Records from a collection:
---

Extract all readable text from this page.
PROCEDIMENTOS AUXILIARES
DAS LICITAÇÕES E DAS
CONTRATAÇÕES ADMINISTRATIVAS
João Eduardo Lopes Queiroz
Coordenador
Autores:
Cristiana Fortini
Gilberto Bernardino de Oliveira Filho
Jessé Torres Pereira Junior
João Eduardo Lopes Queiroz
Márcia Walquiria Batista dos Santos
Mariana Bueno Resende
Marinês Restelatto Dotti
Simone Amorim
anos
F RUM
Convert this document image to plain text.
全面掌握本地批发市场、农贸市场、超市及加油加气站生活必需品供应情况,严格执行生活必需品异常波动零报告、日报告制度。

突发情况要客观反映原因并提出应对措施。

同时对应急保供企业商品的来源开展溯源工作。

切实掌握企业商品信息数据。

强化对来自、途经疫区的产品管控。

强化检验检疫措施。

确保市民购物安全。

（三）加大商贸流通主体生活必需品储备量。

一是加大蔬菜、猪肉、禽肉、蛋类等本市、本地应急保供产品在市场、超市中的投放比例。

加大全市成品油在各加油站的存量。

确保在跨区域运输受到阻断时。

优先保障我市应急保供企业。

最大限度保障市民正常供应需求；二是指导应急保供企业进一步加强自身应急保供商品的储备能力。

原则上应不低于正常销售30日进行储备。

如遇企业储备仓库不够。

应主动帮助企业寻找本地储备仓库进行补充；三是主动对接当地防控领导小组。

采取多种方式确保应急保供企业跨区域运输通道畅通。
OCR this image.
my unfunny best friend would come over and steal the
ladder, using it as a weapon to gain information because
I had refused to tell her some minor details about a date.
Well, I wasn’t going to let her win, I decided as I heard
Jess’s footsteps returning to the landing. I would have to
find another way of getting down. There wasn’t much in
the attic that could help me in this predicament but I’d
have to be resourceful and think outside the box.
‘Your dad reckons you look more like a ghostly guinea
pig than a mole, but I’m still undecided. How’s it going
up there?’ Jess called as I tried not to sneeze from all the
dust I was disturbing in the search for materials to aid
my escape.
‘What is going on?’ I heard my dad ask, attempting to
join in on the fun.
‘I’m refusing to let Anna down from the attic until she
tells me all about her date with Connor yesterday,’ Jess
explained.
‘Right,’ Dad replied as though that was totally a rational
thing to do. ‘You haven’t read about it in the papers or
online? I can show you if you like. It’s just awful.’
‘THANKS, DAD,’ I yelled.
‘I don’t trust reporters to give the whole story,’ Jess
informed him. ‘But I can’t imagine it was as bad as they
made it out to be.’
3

---

GIVEN EXERCISE: Write out the listing once more, matching it exactly.

TASK SOLUTION:
Extract all readable text from this page.
PROCEDIMENTOS AUXILIARES
DAS LICITAÇÕES E DAS
CONTRATAÇÕES ADMINISTRATIVAS
João Eduardo Lopes Queiroz
Coordenador
Autores:
Cristiana Fortini
Gilberto Bernardino de Oliveira Filho
Jessé Torres Pereira Junior
João Eduardo Lopes Queiroz
Márcia Walquiria Batista dos Santos
Mariana Bueno Resende
Marinês Restelatto Dotti
Simone Amorim
anos
F RUM
Convert this document image to plain text.
全面掌握本地批发市场、农贸市场、超市及加油加气站生活必需品供应情况,严格执行生活必需品异常波动零报告、日报告制度。

突发情况要客观反映原因并提出应对措施。

同时对应急保供企业商品的来源开展溯源工作。

切实掌握企业商品信息数据。

强化对来自、途经疫区的产品管控。

强化检验检疫措施。

确保市民购物安全。

（三）加大商贸流通主体生活必需品储备量。

一是加大蔬菜、猪肉、禽肉、蛋类等本市、本地应急保供产品在市场、超市中的投放比例。

加大全市成品油在各加油站的存量。

确保在跨区域运输受到阻断时。

优先保障我市应急保供企业。

最大限度保障市民正常供应需求；二是指导应急保供企业进一步加强自身应急保供商品的储备能力。

原则上应不低于正常销售30日进行储备。

如遇企业储备仓库不够。

应主动帮助企业寻找本地储备仓库进行补充；三是主动对接当地防控领导小组。

采取多种方式确保应急保供企业跨区域运输通道畅通。
OCR this image.
my unfunny best friend would come over and steal the
ladder, using it as a weapon to gain information because
I had refused to tell her some minor details about a date.
Well, I wasn’t going to let her win, I decided as I heard
Jess’s footsteps returning to the landing. I would have to
find another way of getting down. There wasn’t much in
the attic that could help me in this predicament but I’d
have to be resourceful and think outside the box.
‘Your dad reckons you look more like a ghostly guinea
pig than a mole, but I’m still undecided. How’s it going
up there?’ Jess called as I tried not to sneeze from all the
dust I was disturbing in the search for materials to aid
my escape.
‘What is going on?’ I heard my dad ask, attempting to
join in on the fun.
‘I’m refusing to let Anna down from the attic until she
tells me all about her date with Connor yesterday,’ Jess
explained.
‘Right,’ Dad replied as though that was totally a rational
thing to do. ‘You haven’t read about it in the papers or
online? I can show you if you like. It’s just awful.’
‘THANKS, DAD,’ I yelled.
‘I don’t trust reporters to give the whole story,’ Jess
informed him. ‘But I can’t imagine it was as bad as they
made it out to be.’
3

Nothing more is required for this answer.